Problem description> In the entries below, count every line with the word "found". Return only the count.

------------------------------

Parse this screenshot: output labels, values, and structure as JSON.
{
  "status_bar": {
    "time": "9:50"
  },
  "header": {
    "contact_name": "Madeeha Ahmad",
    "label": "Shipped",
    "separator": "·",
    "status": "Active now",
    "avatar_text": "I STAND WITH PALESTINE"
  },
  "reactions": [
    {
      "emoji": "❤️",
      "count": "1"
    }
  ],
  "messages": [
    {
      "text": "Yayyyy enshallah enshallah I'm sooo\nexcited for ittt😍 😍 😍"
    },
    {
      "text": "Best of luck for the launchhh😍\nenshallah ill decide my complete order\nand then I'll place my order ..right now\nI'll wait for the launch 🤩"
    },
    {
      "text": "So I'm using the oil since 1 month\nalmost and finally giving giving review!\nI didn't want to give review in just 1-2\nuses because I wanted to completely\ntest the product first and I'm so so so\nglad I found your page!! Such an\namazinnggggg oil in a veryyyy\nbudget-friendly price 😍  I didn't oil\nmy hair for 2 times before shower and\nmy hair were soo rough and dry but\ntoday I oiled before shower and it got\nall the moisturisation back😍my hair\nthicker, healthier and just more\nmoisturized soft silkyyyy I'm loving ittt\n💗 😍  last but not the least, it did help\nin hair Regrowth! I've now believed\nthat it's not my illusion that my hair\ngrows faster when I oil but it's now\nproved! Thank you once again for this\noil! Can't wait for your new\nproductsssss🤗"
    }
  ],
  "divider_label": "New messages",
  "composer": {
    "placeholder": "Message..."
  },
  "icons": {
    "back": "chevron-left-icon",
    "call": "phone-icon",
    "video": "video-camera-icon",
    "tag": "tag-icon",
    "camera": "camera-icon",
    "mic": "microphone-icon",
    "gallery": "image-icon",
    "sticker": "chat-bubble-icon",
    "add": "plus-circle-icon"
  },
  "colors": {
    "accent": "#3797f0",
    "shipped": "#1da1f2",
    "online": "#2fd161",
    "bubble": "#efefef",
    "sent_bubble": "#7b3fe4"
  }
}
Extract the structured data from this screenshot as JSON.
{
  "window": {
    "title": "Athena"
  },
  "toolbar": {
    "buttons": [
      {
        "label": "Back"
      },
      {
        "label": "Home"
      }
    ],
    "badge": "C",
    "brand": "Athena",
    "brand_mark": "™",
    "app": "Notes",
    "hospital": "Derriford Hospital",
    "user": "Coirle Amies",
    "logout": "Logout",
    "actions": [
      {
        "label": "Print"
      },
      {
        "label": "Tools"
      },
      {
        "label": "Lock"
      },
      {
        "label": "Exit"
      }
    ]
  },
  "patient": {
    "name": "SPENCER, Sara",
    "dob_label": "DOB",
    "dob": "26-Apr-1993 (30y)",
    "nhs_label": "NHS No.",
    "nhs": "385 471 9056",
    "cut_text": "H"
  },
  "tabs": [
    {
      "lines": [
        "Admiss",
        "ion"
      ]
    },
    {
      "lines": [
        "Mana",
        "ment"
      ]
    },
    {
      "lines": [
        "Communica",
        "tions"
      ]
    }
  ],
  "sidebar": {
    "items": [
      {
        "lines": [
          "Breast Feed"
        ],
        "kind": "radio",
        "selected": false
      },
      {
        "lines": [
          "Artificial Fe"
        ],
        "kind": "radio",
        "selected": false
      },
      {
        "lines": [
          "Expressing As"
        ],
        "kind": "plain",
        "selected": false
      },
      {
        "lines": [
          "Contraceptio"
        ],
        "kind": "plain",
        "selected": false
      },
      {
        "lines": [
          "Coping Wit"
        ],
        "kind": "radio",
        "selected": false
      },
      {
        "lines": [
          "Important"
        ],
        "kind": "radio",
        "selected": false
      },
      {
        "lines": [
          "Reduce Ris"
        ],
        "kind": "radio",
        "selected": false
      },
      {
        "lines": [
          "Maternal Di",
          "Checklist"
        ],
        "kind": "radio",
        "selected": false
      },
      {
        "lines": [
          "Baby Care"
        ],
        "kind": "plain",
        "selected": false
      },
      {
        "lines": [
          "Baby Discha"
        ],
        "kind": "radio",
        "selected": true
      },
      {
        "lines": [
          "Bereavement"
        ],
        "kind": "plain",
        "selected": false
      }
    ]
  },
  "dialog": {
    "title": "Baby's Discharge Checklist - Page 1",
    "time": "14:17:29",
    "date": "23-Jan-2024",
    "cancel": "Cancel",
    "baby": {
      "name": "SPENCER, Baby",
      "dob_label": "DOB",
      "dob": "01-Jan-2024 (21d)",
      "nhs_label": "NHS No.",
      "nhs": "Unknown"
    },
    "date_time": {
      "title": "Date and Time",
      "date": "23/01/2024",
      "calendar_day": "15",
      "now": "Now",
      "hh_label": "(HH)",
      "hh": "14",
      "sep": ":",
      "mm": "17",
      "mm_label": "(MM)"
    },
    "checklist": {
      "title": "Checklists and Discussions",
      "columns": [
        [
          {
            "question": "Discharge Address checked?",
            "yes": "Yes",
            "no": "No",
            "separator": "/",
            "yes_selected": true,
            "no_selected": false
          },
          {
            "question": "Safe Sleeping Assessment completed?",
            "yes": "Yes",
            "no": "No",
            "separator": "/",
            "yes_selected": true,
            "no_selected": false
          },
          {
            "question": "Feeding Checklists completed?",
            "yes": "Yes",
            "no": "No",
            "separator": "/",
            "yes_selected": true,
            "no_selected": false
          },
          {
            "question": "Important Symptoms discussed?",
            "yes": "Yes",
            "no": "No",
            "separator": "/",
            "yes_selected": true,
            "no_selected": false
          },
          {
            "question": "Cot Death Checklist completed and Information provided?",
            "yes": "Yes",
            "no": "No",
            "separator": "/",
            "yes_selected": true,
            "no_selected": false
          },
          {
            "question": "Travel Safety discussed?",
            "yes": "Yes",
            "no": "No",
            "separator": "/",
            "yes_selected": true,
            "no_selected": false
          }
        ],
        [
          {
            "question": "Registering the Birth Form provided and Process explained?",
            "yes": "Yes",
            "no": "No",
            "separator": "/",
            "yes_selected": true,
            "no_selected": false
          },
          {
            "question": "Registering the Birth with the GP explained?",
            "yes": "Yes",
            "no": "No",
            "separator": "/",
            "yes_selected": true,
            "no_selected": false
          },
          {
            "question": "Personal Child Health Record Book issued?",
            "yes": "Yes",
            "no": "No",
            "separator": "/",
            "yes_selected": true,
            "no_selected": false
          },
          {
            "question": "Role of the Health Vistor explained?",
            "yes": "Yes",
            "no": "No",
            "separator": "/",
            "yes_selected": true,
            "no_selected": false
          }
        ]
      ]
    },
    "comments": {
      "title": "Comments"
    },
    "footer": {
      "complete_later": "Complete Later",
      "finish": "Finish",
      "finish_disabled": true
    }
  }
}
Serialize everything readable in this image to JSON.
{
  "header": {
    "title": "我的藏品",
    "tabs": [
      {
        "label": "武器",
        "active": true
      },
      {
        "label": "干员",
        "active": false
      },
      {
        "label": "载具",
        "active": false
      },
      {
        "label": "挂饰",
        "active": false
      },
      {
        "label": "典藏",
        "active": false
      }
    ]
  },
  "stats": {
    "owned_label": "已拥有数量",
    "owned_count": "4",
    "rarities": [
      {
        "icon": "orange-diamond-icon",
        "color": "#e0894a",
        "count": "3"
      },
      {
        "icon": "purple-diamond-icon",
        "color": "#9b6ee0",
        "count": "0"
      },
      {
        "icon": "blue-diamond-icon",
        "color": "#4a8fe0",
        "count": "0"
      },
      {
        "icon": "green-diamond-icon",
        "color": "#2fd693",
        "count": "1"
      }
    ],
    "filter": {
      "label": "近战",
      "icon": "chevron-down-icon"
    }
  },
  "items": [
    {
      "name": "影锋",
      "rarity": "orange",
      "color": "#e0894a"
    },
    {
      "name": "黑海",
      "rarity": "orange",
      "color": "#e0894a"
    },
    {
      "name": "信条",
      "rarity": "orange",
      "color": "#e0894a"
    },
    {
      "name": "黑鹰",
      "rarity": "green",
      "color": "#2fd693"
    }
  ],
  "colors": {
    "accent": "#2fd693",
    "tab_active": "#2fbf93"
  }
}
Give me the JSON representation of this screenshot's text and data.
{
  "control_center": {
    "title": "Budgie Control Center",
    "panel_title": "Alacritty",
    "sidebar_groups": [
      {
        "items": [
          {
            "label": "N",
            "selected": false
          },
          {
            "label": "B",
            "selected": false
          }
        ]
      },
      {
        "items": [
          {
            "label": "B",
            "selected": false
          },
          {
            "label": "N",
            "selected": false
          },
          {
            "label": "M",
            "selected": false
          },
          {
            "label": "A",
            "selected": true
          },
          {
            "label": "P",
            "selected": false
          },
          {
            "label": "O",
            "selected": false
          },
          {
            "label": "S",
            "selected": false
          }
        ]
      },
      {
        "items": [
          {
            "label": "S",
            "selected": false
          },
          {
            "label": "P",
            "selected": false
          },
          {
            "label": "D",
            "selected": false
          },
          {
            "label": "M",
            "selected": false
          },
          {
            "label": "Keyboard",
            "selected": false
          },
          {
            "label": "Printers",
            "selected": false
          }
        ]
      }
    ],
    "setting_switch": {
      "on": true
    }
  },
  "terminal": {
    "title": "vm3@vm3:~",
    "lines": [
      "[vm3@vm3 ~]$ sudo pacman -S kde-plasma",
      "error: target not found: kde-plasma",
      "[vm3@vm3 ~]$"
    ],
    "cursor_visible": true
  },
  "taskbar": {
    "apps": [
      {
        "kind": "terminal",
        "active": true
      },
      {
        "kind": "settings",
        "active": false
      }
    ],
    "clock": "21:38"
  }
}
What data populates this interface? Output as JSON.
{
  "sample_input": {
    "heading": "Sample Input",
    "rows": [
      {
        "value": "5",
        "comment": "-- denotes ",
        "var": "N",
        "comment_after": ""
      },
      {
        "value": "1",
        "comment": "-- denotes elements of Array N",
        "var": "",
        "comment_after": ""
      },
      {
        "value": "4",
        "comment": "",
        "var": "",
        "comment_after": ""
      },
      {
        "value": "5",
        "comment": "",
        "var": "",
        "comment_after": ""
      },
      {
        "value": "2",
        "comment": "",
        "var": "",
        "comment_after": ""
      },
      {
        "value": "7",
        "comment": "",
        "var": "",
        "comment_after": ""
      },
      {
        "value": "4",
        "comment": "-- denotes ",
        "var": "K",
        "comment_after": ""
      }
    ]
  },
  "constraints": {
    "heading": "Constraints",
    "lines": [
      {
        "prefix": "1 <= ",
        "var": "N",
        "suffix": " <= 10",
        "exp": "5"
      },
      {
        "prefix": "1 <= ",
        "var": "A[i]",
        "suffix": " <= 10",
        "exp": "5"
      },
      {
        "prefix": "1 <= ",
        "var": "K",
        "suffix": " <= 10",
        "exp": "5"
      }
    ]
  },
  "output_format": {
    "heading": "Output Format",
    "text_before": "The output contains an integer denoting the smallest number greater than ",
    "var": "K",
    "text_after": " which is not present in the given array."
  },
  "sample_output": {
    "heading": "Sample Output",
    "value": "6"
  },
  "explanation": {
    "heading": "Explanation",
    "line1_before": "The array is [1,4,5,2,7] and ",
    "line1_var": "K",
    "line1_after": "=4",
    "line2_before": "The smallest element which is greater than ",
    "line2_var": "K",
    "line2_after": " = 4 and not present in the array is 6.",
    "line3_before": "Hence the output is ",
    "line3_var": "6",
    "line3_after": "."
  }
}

------------------------------

Output below> 2